Task details:
Reproduce the entries word for word, starting at the first line and stopping after the line that contains "program-label: Graduate Retention".

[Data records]
= = =

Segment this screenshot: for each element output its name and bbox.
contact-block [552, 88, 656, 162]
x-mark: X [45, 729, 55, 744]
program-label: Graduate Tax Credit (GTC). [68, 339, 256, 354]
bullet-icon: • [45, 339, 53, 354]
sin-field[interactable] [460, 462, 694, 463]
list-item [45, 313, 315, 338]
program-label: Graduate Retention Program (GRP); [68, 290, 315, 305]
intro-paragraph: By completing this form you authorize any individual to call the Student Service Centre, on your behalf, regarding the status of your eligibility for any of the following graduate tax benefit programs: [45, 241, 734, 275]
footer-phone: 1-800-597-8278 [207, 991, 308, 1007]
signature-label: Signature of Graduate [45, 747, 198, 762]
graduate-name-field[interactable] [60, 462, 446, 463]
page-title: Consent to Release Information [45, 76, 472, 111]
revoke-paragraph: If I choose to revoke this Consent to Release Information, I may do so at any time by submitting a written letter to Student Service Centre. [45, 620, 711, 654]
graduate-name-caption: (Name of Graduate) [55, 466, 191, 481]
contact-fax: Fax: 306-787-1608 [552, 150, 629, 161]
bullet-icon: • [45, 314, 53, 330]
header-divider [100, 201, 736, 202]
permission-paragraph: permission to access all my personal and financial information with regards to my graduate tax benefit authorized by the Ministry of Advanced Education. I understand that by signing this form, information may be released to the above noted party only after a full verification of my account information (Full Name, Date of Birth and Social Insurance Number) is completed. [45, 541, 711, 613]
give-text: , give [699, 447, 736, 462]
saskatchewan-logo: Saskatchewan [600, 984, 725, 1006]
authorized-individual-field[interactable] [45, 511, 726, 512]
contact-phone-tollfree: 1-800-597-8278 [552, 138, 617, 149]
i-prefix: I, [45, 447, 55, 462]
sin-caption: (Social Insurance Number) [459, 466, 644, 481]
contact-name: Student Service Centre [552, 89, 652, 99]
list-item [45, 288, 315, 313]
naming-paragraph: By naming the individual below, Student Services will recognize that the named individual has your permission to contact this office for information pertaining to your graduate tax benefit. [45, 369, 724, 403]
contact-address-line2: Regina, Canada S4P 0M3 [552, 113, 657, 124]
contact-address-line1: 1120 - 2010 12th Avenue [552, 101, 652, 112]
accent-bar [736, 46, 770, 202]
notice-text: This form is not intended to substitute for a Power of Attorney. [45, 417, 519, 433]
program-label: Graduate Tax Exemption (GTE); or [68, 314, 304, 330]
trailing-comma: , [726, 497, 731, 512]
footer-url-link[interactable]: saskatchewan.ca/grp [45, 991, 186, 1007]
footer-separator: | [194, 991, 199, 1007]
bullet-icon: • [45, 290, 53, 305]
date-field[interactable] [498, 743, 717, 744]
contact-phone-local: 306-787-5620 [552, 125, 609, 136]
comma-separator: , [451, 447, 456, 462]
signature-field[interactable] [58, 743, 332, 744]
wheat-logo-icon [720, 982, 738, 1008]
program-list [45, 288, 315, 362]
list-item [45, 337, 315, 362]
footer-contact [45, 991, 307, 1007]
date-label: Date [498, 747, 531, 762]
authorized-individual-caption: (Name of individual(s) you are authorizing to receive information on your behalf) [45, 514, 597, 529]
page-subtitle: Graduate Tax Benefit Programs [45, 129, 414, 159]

= = =

Task response:
Segment this screenshot: for each element output its name and bbox.
contact-block [552, 88, 656, 162]
x-mark: X [45, 729, 55, 744]
program-label: Graduate Tax Credit (GTC). [68, 339, 256, 354]
bullet-icon: • [45, 339, 53, 354]
sin-field[interactable] [460, 462, 694, 463]
list-item [45, 313, 315, 338]
program-label: Graduate Retention Program (GRP); [68, 290, 315, 305]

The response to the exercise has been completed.